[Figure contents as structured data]
((
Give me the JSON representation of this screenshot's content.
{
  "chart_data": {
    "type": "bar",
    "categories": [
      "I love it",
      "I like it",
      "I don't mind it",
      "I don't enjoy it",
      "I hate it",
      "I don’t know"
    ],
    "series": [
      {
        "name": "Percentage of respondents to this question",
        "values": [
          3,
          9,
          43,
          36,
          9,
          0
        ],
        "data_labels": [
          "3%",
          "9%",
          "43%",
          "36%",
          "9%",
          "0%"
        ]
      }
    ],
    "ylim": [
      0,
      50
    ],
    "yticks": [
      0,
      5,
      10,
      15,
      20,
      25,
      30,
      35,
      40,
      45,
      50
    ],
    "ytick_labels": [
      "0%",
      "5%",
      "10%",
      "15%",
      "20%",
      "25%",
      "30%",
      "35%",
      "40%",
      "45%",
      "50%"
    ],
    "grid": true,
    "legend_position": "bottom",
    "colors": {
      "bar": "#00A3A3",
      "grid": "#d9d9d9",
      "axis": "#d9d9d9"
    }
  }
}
))
Stated problem
Write out every entry verbatim.

Exercise response
Give me the JSON representation of this screenshot's content.
{
  "chart_data": {
    "type": "bar",
    "categories": [
      "I love it",
      "I like it",
      "I don't mind it",
      "I don't enjoy it",
      "I hate it",
      "I don’t know"
    ],
    "series": [
      {
        "name": "Percentage of respondents to this question",
        "values": [
          3,
          9,
          43,
          36,
          9,
          0
        ],
        "data_labels": [
          "3%",
          "9%",
          "43%",
          "36%",
          "9%",
          "0%"
        ]
      }
    ],
    "ylim": [
      0,
      50
    ],
    "yticks": [
      0,
      5,
      10,
      15,
      20,
      25,
      30,
      35,
      40,
      45,
      50
    ],
    "ytick_labels": [
      "0%",
      "5%",
      "10%",
      "15%",
      "20%",
      "25%",
      "30%",
      "35%",
      "40%",
      "45%",
      "50%"
    ],
    "grid": true,
    "legend_position": "bottom",
    "colors": {
      "bar": "#00A3A3",
      "grid": "#d9d9d9",
      "axis": "#d9d9d9"
    }
  }
}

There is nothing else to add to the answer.